Dataset entries on figures:

══════════════════════════════

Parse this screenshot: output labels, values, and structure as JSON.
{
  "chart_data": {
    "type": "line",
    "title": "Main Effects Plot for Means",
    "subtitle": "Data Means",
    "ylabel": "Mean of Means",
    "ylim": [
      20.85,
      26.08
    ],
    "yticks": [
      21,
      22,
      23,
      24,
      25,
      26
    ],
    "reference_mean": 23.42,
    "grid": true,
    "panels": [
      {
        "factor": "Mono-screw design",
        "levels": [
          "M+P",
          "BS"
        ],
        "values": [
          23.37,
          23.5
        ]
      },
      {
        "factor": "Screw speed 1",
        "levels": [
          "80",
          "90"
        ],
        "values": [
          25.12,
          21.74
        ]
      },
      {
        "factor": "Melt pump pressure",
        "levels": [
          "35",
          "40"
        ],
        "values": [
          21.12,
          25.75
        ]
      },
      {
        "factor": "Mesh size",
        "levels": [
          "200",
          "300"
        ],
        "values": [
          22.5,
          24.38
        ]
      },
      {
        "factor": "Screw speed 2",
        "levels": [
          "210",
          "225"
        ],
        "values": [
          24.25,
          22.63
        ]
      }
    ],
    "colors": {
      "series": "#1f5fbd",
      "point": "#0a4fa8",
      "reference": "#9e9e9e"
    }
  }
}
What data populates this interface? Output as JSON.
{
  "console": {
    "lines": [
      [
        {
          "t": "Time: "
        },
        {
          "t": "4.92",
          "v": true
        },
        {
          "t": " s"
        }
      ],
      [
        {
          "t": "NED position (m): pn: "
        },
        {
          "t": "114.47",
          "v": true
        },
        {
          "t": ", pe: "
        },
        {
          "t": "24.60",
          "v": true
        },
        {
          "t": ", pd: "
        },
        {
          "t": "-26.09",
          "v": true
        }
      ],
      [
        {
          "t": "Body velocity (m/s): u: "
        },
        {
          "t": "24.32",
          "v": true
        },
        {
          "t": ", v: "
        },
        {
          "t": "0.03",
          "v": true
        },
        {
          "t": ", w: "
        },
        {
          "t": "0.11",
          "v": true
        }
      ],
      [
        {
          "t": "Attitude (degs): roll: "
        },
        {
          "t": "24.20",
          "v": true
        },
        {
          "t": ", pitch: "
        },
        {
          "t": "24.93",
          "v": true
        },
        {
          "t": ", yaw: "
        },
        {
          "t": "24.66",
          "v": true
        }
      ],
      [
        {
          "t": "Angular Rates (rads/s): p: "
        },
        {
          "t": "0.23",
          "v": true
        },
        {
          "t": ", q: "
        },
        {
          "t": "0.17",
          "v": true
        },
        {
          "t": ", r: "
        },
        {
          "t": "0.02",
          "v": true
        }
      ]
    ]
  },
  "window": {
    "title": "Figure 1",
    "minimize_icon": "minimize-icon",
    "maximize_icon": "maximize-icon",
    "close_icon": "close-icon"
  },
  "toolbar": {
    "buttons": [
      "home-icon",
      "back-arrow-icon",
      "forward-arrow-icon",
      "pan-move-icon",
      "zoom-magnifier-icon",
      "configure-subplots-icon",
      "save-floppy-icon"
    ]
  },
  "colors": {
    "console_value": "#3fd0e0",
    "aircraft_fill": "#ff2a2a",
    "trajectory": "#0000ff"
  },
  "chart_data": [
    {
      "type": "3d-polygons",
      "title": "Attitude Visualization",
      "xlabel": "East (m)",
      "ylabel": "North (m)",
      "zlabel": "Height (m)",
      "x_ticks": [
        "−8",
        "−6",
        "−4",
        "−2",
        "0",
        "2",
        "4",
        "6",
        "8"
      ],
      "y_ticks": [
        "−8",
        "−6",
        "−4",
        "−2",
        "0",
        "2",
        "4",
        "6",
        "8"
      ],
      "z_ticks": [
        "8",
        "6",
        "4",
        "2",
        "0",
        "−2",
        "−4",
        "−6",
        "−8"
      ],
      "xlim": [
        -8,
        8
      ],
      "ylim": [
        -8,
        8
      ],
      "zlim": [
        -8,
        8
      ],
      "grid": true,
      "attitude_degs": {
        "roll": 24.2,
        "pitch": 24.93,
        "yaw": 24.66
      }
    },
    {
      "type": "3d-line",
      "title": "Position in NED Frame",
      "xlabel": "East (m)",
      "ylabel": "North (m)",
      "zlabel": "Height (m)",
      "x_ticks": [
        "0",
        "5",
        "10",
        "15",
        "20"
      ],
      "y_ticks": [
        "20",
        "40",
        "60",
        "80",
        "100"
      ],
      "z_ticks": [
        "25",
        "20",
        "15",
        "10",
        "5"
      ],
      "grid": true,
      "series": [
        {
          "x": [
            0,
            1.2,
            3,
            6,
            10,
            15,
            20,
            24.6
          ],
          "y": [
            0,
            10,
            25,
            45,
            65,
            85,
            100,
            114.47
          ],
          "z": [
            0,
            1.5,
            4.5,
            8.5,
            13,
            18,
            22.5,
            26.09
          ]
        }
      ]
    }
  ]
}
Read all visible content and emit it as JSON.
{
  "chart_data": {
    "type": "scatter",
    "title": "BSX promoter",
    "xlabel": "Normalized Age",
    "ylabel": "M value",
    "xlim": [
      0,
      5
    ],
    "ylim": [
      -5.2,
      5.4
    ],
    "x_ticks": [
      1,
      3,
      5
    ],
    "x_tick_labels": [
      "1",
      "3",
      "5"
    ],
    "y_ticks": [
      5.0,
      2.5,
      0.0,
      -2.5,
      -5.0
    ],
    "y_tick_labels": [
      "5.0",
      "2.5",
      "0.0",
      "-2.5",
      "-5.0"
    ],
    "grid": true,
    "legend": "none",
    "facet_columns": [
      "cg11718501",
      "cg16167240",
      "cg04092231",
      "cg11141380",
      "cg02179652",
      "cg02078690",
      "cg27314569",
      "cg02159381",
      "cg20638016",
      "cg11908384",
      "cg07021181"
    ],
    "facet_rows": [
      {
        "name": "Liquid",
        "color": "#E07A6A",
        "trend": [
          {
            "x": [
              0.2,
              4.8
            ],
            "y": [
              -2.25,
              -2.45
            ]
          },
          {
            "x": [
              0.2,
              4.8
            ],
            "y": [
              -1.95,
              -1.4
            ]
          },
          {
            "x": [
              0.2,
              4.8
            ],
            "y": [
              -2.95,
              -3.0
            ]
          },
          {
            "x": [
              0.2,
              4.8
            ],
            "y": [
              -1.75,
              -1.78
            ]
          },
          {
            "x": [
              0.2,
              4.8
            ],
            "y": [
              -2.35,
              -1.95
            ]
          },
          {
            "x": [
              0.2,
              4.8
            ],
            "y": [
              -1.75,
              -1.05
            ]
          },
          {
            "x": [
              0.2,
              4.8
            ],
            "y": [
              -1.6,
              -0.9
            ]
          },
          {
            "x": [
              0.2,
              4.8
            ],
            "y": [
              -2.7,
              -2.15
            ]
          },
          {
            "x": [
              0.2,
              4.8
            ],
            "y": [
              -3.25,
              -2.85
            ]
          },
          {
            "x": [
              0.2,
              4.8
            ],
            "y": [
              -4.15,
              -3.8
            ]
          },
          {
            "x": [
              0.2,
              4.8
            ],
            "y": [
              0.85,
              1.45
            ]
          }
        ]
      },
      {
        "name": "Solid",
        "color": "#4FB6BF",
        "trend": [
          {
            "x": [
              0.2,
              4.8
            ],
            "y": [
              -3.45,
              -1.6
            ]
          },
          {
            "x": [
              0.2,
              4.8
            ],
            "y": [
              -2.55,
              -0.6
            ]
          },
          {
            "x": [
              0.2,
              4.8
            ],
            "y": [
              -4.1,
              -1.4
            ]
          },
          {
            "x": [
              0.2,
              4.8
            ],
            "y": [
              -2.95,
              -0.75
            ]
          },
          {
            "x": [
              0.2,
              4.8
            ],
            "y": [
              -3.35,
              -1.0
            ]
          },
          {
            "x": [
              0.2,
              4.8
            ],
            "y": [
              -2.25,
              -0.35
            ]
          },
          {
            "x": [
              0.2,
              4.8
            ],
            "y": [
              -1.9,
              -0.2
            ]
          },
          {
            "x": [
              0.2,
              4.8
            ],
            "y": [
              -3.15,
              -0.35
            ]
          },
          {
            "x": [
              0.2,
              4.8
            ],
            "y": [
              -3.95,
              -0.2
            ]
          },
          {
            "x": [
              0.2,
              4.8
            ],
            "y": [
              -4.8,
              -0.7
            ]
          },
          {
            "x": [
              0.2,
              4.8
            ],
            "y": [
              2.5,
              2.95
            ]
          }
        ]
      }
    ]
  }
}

══════════════════════════════

■ Directions
Your task is to pick out every line with the string "factor" and copy it.

■ Result
        "factor": "Mono-screw design",
        "factor": "Screw speed 1",
        "factor": "Melt pump pressure",
        "factor": "Mesh size",
        "factor": "Screw speed 2",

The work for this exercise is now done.